Extract every line that contains the word "title".

─── EXTRACTED DATA ───

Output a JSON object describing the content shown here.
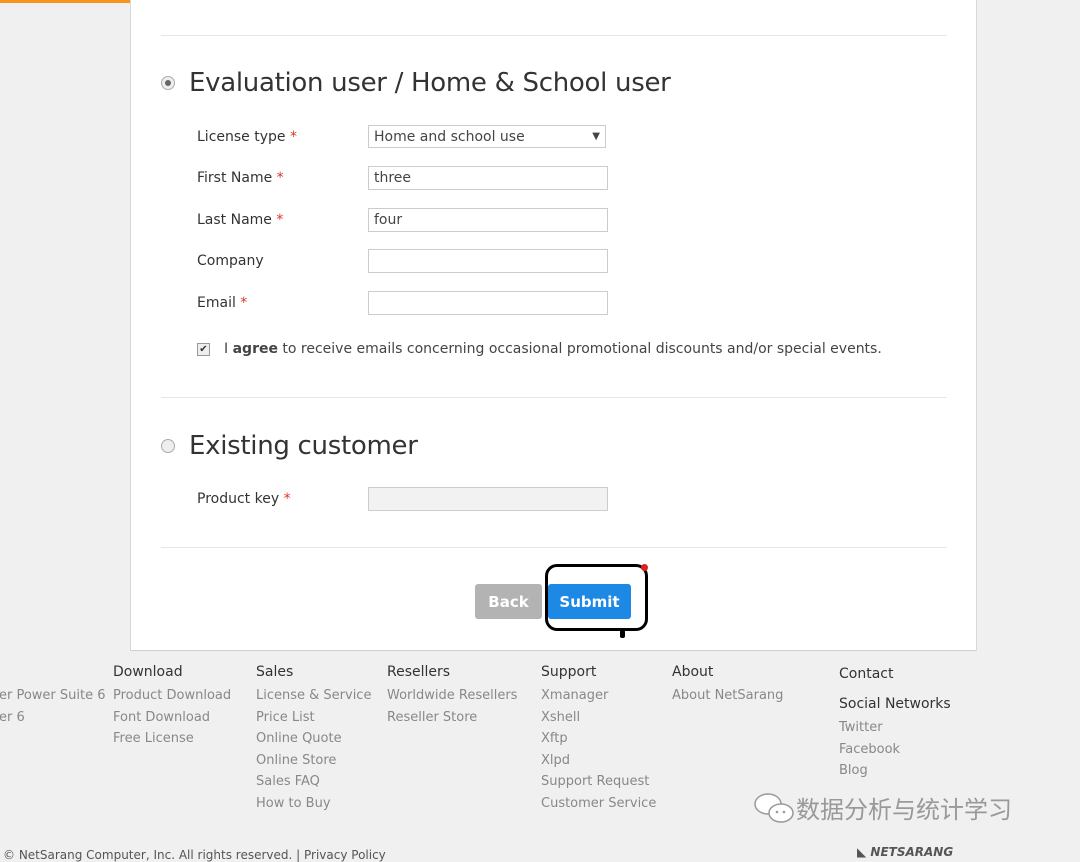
{
  "colors": {
    "accent": "#f7941d",
    "submit": "#1e88e5",
    "back": "#b3b3b3",
    "required": "#d9342b"
  },
  "evaluation": {
    "title": "Evaluation user / Home & School user",
    "selected": true,
    "license_type": {
      "label": "License type",
      "value": "Home and school use"
    },
    "first_name": {
      "label": "First Name",
      "value": "three"
    },
    "last_name": {
      "label": "Last Name",
      "value": "four"
    },
    "company": {
      "label": "Company",
      "value": ""
    },
    "email": {
      "label": "Email",
      "value": ""
    },
    "agree": {
      "checked": true,
      "pre": "I ",
      "bold": "agree",
      "rest": " to receive emails concerning occasional promotional discounts and/or special events."
    }
  },
  "existing": {
    "title": "Existing customer",
    "selected": false,
    "product_key": {
      "label": "Product key",
      "value": ""
    }
  },
  "required_mark": "*",
  "buttons": {
    "back": "Back",
    "submit": "Submit"
  },
  "footer": {
    "partial": [
      "er Power Suite 6",
      "er 6"
    ],
    "columns": [
      {
        "title": "Download",
        "links": [
          "Product Download",
          "Font Download",
          "Free License"
        ]
      },
      {
        "title": "Sales",
        "links": [
          "License & Service",
          "Price List",
          "Online Quote",
          "Online Store",
          "Sales FAQ",
          "How to Buy"
        ]
      },
      {
        "title": "Resellers",
        "links": [
          "Worldwide Resellers",
          "Reseller Store"
        ]
      },
      {
        "title": "Support",
        "links": [
          "Xmanager",
          "Xshell",
          "Xftp",
          "Xlpd",
          "Support Request",
          "Customer Service"
        ]
      },
      {
        "title": "About",
        "links": [
          "About NetSarang"
        ]
      }
    ],
    "contact": "Contact",
    "social": {
      "title": "Social Networks",
      "links": [
        "Twitter",
        "Facebook",
        "Blog"
      ]
    },
    "copyright": "© NetSarang Computer, Inc. All rights reserved.",
    "privacy": "Privacy Policy",
    "logo": "NETSARANG"
  },
  "watermark": "数据分析与统计学习"
}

───

# THE COMPLETED TASK
    "title": "Evaluation user / Home & School user",
    "title": "Existing customer",
        "title": "Download",
        "title": "Sales",
        "title": "Resellers",
        "title": "Support",
        "title": "About",
      "title": "Social Networks",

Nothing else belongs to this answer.